* Start Available records *
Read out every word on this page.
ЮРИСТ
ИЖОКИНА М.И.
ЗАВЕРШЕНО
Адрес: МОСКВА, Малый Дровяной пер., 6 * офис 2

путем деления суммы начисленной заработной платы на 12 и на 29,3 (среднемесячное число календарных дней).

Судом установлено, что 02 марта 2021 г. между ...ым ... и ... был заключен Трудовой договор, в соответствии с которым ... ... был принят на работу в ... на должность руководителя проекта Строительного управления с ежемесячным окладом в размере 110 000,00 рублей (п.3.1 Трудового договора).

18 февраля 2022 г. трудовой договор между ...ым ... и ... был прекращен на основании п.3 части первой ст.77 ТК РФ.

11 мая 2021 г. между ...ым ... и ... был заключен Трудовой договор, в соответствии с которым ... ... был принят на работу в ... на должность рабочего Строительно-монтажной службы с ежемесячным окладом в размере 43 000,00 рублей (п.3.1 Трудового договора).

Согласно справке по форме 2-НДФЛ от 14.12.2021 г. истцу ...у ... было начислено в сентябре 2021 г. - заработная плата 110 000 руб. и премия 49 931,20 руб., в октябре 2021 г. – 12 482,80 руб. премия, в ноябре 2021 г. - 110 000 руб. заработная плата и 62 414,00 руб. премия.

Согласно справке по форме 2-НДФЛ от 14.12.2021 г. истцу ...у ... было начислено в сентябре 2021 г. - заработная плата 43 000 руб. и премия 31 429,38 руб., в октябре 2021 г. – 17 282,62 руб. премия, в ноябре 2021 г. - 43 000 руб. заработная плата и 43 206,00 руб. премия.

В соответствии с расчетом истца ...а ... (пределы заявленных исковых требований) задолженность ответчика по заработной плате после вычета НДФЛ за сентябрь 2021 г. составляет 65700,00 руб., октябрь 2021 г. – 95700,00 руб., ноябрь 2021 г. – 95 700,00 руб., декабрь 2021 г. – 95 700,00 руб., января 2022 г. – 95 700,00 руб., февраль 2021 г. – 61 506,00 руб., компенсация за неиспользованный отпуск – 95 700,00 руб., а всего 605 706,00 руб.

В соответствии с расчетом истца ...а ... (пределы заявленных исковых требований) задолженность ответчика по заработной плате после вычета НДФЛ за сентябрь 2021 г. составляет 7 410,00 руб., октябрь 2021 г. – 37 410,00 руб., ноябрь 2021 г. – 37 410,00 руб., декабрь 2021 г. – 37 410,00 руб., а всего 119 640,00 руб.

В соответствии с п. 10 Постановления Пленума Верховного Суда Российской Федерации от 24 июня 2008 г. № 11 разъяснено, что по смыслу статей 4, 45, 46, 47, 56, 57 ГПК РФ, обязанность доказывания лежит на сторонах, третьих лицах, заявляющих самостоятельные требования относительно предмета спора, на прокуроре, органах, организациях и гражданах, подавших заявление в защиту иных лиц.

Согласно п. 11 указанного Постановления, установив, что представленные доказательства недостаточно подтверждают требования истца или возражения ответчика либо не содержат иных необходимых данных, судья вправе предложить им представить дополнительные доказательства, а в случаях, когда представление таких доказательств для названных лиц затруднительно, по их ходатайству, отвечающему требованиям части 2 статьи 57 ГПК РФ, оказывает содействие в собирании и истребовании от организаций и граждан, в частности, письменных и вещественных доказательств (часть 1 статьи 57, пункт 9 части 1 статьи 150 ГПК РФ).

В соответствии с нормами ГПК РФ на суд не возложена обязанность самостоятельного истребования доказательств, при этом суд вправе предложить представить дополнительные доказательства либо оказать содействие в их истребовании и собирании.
* End Available records *
Exercise brief:
Please repeat the listing exactly, with nothing left out.

The answer:
Read out every word on this page.
ЮРИСТ
ИЖОКИНА М.И.
ЗАВЕРШЕНО
Адрес: МОСКВА, Малый Дровяной пер., 6 * офис 2

путем деления суммы начисленной заработной платы на 12 и на 29,3 (среднемесячное число календарных дней).

Судом установлено, что 02 марта 2021 г. между ...ым ... и ... был заключен Трудовой договор, в соответствии с которым ... ... был принят на работу в ... на должность руководителя проекта Строительного управления с ежемесячным окладом в размере 110 000,00 рублей (п.3.1 Трудового договора).

18 февраля 2022 г. трудовой договор между ...ым ... и ... был прекращен на основании п.3 части первой ст.77 ТК РФ.

11 мая 2021 г. между ...ым ... и ... был заключен Трудовой договор, в соответствии с которым ... ... был принят на работу в ... на должность рабочего Строительно-монтажной службы с ежемесячным окладом в размере 43 000,00 рублей (п.3.1 Трудового договора).

Согласно справке по форме 2-НДФЛ от 14.12.2021 г. истцу ...у ... было начислено в сентябре 2021 г. - заработная плата 110 000 руб. и премия 49 931,20 руб., в октябре 2021 г. – 12 482,80 руб. премия, в ноябре 2021 г. - 110 000 руб. заработная плата и 62 414,00 руб. премия.

Согласно справке по форме 2-НДФЛ от 14.12.2021 г. истцу ...у ... было начислено в сентябре 2021 г. - заработная плата 43 000 руб. и премия 31 429,38 руб., в октябре 2021 г. – 17 282,62 руб. премия, в ноябре 2021 г. - 43 000 руб. заработная плата и 43 206,00 руб. премия.

В соответствии с расчетом истца ...а ... (пределы заявленных исковых требований) задолженность ответчика по заработной плате после вычета НДФЛ за сентябрь 2021 г. составляет 65700,00 руб., октябрь 2021 г. – 95700,00 руб., ноябрь 2021 г. – 95 700,00 руб., декабрь 2021 г. – 95 700,00 руб., января 2022 г. – 95 700,00 руб., февраль 2021 г. – 61 506,00 руб., компенсация за неиспользованный отпуск – 95 700,00 руб., а всего 605 706,00 руб.

В соответствии с расчетом истца ...а ... (пределы заявленных исковых требований) задолженность ответчика по заработной плате после вычета НДФЛ за сентябрь 2021 г. составляет 7 410,00 руб., октябрь 2021 г. – 37 410,00 руб., ноябрь 2021 г. – 37 410,00 руб., декабрь 2021 г. – 37 410,00 руб., а всего 119 640,00 руб.

В соответствии с п. 10 Постановления Пленума Верховного Суда Российской Федерации от 24 июня 2008 г. № 11 разъяснено, что по смыслу статей 4, 45, 46, 47, 56, 57 ГПК РФ, обязанность доказывания лежит на сторонах, третьих лицах, заявляющих самостоятельные требования относительно предмета спора, на прокуроре, органах, организациях и гражданах, подавших заявление в защиту иных лиц.

Согласно п. 11 указанного Постановления, установив, что представленные доказательства недостаточно подтверждают требования истца или возражения ответчика либо не содержат иных необходимых данных, судья вправе предложить им представить дополнительные доказательства, а в случаях, когда представление таких доказательств для названных лиц затруднительно, по их ходатайству, отвечающему требованиям части 2 статьи 57 ГПК РФ, оказывает содействие в собирании и истребовании от организаций и граждан, в частности, письменных и вещественных доказательств (часть 1 статьи 57, пункт 9 части 1 статьи 150 ГПК РФ).

В соответствии с нормами ГПК РФ на суд не возложена обязанность самостоятельного истребования доказательств, при этом суд вправе предложить представить дополнительные доказательства либо оказать содействие в их истребовании и собирании.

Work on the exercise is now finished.